— Data records —
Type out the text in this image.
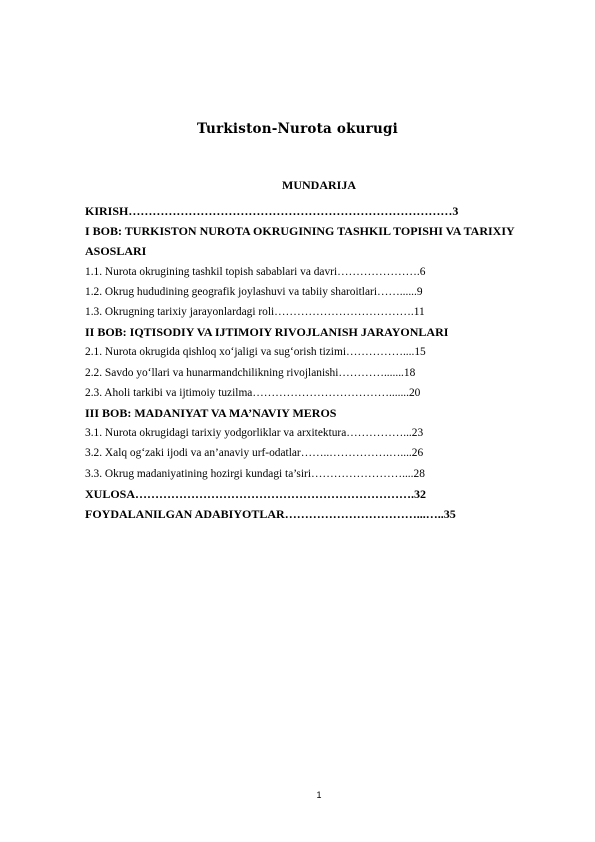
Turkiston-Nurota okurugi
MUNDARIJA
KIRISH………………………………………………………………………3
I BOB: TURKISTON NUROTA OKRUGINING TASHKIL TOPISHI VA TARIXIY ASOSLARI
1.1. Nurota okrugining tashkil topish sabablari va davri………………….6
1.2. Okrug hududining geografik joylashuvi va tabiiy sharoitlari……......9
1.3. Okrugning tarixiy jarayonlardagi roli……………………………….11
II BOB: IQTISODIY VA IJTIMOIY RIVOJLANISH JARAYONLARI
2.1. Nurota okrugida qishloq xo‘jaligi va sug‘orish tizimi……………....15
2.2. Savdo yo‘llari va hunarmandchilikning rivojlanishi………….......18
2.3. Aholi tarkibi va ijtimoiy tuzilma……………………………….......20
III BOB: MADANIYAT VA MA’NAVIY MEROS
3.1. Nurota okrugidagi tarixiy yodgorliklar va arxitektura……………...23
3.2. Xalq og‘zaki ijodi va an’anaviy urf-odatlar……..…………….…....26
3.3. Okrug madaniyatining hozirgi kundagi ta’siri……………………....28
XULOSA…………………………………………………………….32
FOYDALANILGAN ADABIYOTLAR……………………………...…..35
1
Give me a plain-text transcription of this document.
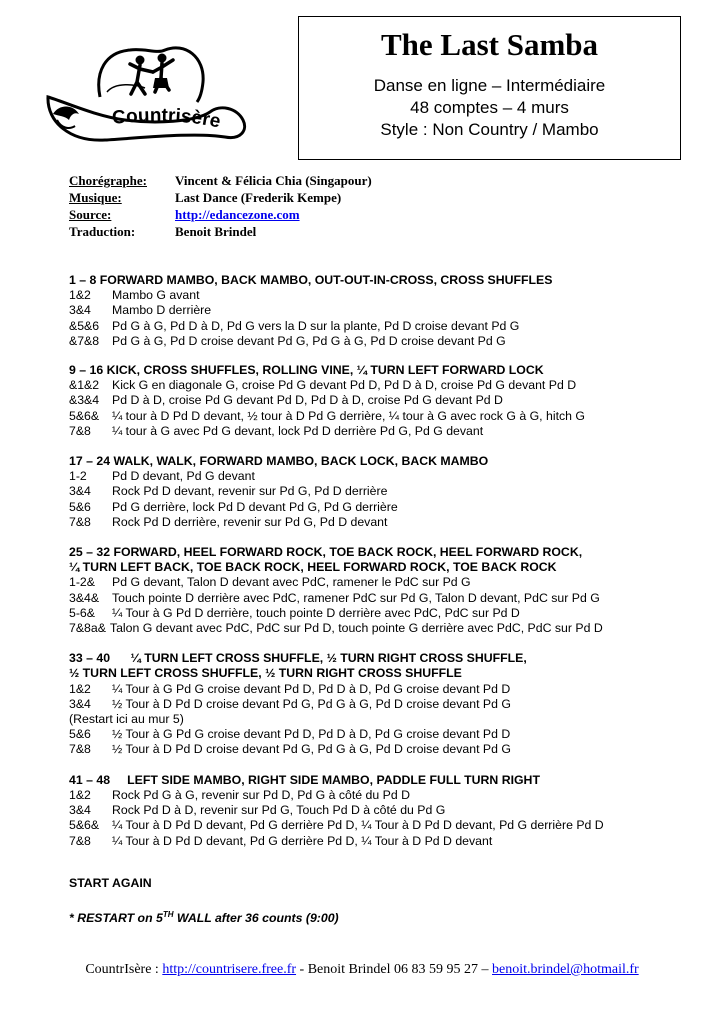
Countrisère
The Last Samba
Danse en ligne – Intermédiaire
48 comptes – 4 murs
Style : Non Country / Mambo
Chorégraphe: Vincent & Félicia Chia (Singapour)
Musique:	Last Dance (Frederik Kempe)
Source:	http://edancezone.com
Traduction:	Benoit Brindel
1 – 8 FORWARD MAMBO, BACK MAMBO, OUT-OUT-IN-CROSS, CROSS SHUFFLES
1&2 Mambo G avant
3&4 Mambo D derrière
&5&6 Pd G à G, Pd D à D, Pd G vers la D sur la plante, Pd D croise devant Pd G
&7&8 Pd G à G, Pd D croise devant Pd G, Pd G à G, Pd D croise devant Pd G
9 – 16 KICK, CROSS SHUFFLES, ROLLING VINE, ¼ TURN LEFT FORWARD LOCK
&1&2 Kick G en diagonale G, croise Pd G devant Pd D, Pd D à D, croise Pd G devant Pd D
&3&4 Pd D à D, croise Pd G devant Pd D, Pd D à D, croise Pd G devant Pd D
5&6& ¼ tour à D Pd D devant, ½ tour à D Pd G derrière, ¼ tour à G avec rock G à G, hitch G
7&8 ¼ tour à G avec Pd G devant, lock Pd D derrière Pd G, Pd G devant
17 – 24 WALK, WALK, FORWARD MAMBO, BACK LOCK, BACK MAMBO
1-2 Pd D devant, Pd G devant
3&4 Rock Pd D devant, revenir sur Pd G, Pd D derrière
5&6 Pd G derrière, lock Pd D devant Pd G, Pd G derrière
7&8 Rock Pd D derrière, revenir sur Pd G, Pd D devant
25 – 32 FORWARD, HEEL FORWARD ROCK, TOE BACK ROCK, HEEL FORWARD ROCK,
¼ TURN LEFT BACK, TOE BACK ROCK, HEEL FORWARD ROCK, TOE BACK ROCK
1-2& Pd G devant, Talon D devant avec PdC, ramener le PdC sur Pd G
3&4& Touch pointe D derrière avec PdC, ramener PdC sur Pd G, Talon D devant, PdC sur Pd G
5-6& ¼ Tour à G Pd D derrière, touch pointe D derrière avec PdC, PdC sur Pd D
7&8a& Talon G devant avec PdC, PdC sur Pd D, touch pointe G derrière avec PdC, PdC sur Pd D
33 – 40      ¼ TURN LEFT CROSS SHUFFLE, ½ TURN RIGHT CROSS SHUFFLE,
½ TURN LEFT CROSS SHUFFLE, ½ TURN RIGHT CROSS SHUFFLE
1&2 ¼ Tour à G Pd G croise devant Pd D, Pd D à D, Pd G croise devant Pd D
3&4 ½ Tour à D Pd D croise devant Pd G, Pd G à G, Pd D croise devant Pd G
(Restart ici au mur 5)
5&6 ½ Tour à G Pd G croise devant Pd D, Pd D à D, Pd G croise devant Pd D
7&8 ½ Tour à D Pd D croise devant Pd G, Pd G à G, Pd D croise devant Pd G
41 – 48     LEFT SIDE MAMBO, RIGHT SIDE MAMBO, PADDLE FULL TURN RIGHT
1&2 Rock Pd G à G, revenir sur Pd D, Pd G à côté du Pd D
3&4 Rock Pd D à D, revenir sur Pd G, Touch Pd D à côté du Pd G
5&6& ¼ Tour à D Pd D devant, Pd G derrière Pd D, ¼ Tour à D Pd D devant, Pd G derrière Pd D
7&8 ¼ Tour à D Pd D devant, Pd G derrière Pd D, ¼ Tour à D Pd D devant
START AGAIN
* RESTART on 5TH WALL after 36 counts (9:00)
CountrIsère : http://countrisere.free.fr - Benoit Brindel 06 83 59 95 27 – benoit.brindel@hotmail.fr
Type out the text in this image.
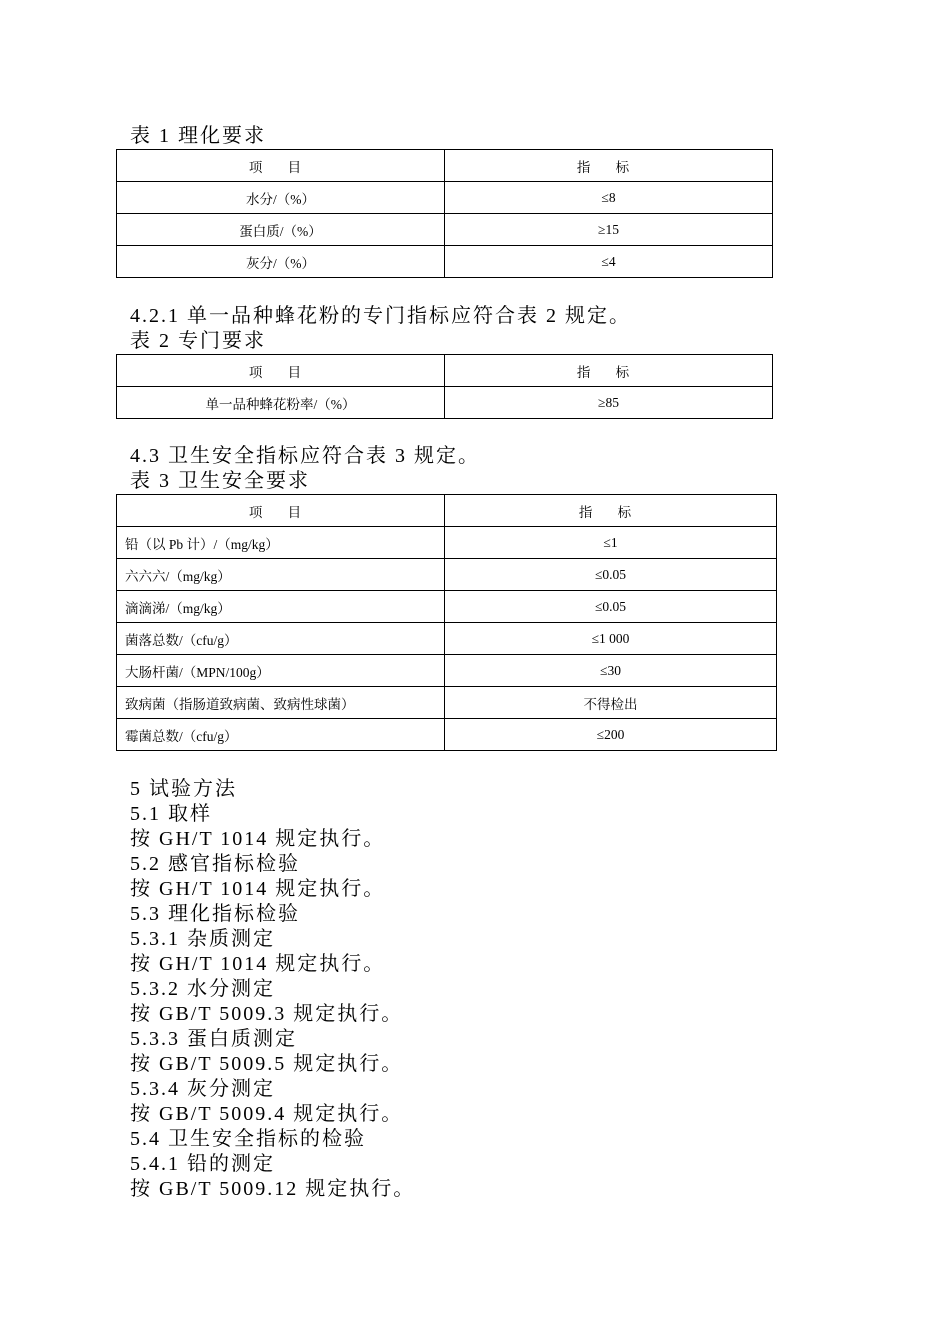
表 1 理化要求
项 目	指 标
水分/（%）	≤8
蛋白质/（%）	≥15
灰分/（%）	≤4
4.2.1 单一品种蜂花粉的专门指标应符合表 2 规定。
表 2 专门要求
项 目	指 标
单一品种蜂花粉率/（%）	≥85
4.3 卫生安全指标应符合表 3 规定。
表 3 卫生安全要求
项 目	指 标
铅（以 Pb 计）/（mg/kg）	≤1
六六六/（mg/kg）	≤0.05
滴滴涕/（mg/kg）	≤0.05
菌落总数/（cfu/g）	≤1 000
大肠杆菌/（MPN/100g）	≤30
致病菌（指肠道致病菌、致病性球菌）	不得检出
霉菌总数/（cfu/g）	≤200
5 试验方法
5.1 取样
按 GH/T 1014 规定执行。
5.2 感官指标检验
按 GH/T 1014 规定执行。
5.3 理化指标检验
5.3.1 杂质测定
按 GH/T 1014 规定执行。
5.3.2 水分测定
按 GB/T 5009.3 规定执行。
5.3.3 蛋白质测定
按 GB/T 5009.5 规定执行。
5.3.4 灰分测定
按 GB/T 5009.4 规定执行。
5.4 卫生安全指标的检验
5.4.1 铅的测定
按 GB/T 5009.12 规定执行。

— What you should do —
Pictures are excluded; output everything else in the data verbatim.

— Answer to this task —
Type out the text in this image.
Turkiston-Nurota okurugi
MUNDARIJA
KIRISH………………………………………………………………………3
I BOB: TURKISTON NUROTA OKRUGINING TASHKIL TOPISHI VA TARIXIY ASOSLARI
1.1. Nurota okrugining tashkil topish sabablari va davri………………….6
1.2. Okrug hududining geografik joylashuvi va tabiiy sharoitlari……......9
1.3. Okrugning tarixiy jarayonlardagi roli……………………………….11
II BOB: IQTISODIY VA IJTIMOIY RIVOJLANISH JARAYONLARI
2.1. Nurota okrugida qishloq xo‘jaligi va sug‘orish tizimi……………....15
2.2. Savdo yo‘llari va hunarmandchilikning rivojlanishi………….......18
2.3. Aholi tarkibi va ijtimoiy tuzilma……………………………….......20
III BOB: MADANIYAT VA MA’NAVIY MEROS
3.1. Nurota okrugidagi tarixiy yodgorliklar va arxitektura……………...23
3.2. Xalq og‘zaki ijodi va an’anaviy urf-odatlar……..…………….…....26
3.3. Okrug madaniyatining hozirgi kundagi ta’siri……………………....28
XULOSA…………………………………………………………….32
FOYDALANILGAN ADABIYOTLAR……………………………...…..35
1
Give me a plain-text transcription of this document.
Countrisère
The Last Samba
Danse en ligne – Intermédiaire
48 comptes – 4 murs
Style : Non Country / Mambo
Chorégraphe: Vincent & Félicia Chia (Singapour)
Musique:	Last Dance (Frederik Kempe)
Source:	http://edancezone.com
Traduction:	Benoit Brindel
1 – 8 FORWARD MAMBO, BACK MAMBO, OUT-OUT-IN-CROSS, CROSS SHUFFLES
1&2 Mambo G avant
3&4 Mambo D derrière
&5&6 Pd G à G, Pd D à D, Pd G vers la D sur la plante, Pd D croise devant Pd G
&7&8 Pd G à G, Pd D croise devant Pd G, Pd G à G, Pd D croise devant Pd G
9 – 16 KICK, CROSS SHUFFLES, ROLLING VINE, ¼ TURN LEFT FORWARD LOCK
&1&2 Kick G en diagonale G, croise Pd G devant Pd D, Pd D à D, croise Pd G devant Pd D
&3&4 Pd D à D, croise Pd G devant Pd D, Pd D à D, croise Pd G devant Pd D
5&6& ¼ tour à D Pd D devant, ½ tour à D Pd G derrière, ¼ tour à G avec rock G à G, hitch G
7&8 ¼ tour à G avec Pd G devant, lock Pd D derrière Pd G, Pd G devant
17 – 24 WALK, WALK, FORWARD MAMBO, BACK LOCK, BACK MAMBO
1-2 Pd D devant, Pd G devant
3&4 Rock Pd D devant, revenir sur Pd G, Pd D derrière
5&6 Pd G derrière, lock Pd D devant Pd G, Pd G derrière
7&8 Rock Pd D derrière, revenir sur Pd G, Pd D devant
25 – 32 FORWARD, HEEL FORWARD ROCK, TOE BACK ROCK, HEEL FORWARD ROCK,
¼ TURN LEFT BACK, TOE BACK ROCK, HEEL FORWARD ROCK, TOE BACK ROCK
1-2& Pd G devant, Talon D devant avec PdC, ramener le PdC sur Pd G
3&4& Touch pointe D derrière avec PdC, ramener PdC sur Pd G, Talon D devant, PdC sur Pd G
5-6& ¼ Tour à G Pd D derrière, touch pointe D derrière avec PdC, PdC sur Pd D
7&8a& Talon G devant avec PdC, PdC sur Pd D, touch pointe G derrière avec PdC, PdC sur Pd D
33 – 40      ¼ TURN LEFT CROSS SHUFFLE, ½ TURN RIGHT CROSS SHUFFLE,
½ TURN LEFT CROSS SHUFFLE, ½ TURN RIGHT CROSS SHUFFLE
1&2 ¼ Tour à G Pd G croise devant Pd D, Pd D à D, Pd G croise devant Pd D
3&4 ½ Tour à D Pd D croise devant Pd G, Pd G à G, Pd D croise devant Pd G
(Restart ici au mur 5)
5&6 ½ Tour à G Pd G croise devant Pd D, Pd D à D, Pd G croise devant Pd D
7&8 ½ Tour à D Pd D croise devant Pd G, Pd G à G, Pd D croise devant Pd G
41 – 48     LEFT SIDE MAMBO, RIGHT SIDE MAMBO, PADDLE FULL TURN RIGHT
1&2 Rock Pd G à G, revenir sur Pd D, Pd G à côté du Pd D
3&4 Rock Pd D à D, revenir sur Pd G, Touch Pd D à côté du Pd G
5&6& ¼ Tour à D Pd D devant, Pd G derrière Pd D, ¼ Tour à D Pd D devant, Pd G derrière Pd D
7&8 ¼ Tour à D Pd D devant, Pd G derrière Pd D, ¼ Tour à D Pd D devant
START AGAIN
* RESTART on 5TH WALL after 36 counts (9:00)
CountrIsère : http://countrisere.free.fr - Benoit Brindel 06 83 59 95 27 – benoit.brindel@hotmail.fr
Type out the text in this image.
表 1 理化要求
项 目	指 标
水分/（%）	≤8
蛋白质/（%）	≥15
灰分/（%）	≤4
4.2.1 单一品种蜂花粉的专门指标应符合表 2 规定。
表 2 专门要求
项 目	指 标
单一品种蜂花粉率/（%）	≥85
4.3 卫生安全指标应符合表 3 规定。
表 3 卫生安全要求
项 目	指 标
铅（以 Pb 计）/（mg/kg）	≤1
六六六/（mg/kg）	≤0.05
滴滴涕/（mg/kg）	≤0.05
菌落总数/（cfu/g）	≤1 000
大肠杆菌/（MPN/100g）	≤30
致病菌（指肠道致病菌、致病性球菌）	不得检出
霉菌总数/（cfu/g）	≤200
5 试验方法
5.1 取样
按 GH/T 1014 规定执行。
5.2 感官指标检验
按 GH/T 1014 规定执行。
5.3 理化指标检验
5.3.1 杂质测定
按 GH/T 1014 规定执行。
5.3.2 水分测定
按 GB/T 5009.3 规定执行。
5.3.3 蛋白质测定
按 GB/T 5009.5 规定执行。
5.3.4 灰分测定
按 GB/T 5009.4 规定执行。
5.4 卫生安全指标的检验
5.4.1 铅的测定
按 GB/T 5009.12 规定执行。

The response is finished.